**Exercise**
Extract each line holding the word "text" from the entries.

==*==

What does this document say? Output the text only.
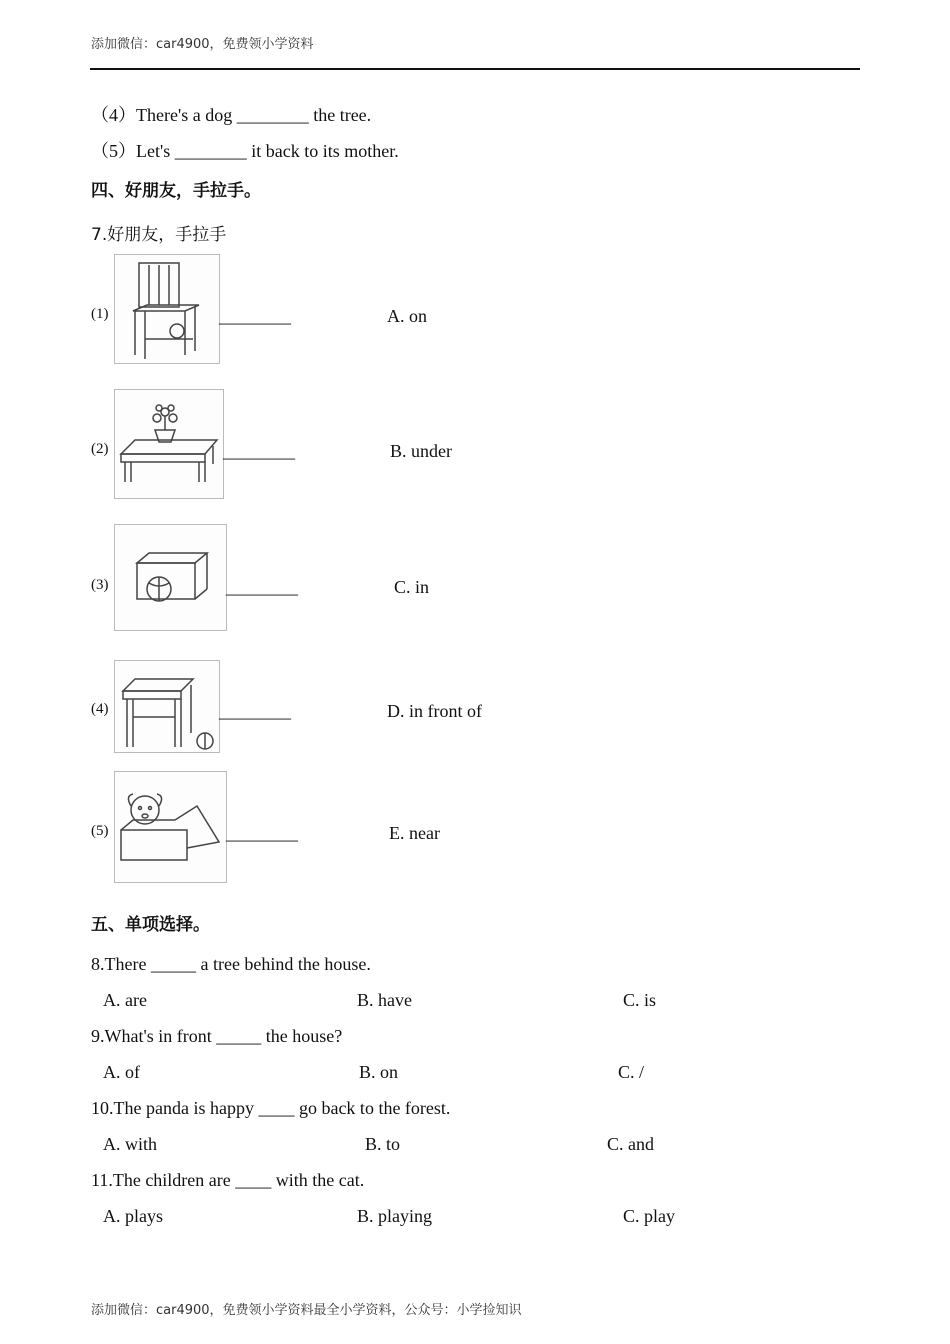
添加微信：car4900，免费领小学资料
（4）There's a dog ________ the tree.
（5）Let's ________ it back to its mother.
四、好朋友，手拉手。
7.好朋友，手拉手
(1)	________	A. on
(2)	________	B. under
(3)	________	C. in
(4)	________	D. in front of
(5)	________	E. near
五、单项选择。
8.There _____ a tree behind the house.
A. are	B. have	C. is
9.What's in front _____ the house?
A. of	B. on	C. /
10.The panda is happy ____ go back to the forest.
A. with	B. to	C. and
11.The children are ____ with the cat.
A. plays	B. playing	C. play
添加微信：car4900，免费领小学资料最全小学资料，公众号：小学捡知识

==*==

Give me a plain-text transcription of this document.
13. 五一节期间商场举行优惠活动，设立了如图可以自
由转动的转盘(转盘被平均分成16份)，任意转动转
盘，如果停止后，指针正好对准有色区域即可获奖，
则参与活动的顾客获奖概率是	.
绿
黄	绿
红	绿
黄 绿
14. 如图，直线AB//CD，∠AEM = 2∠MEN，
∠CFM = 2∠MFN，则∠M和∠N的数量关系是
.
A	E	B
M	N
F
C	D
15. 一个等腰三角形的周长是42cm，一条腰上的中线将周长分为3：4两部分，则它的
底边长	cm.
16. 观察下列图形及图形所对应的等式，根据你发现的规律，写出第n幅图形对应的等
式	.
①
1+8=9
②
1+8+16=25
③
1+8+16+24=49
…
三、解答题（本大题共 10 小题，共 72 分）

==*==

**Solution**
What does this document say? Output the text only.
Give me a plain-text transcription of this document.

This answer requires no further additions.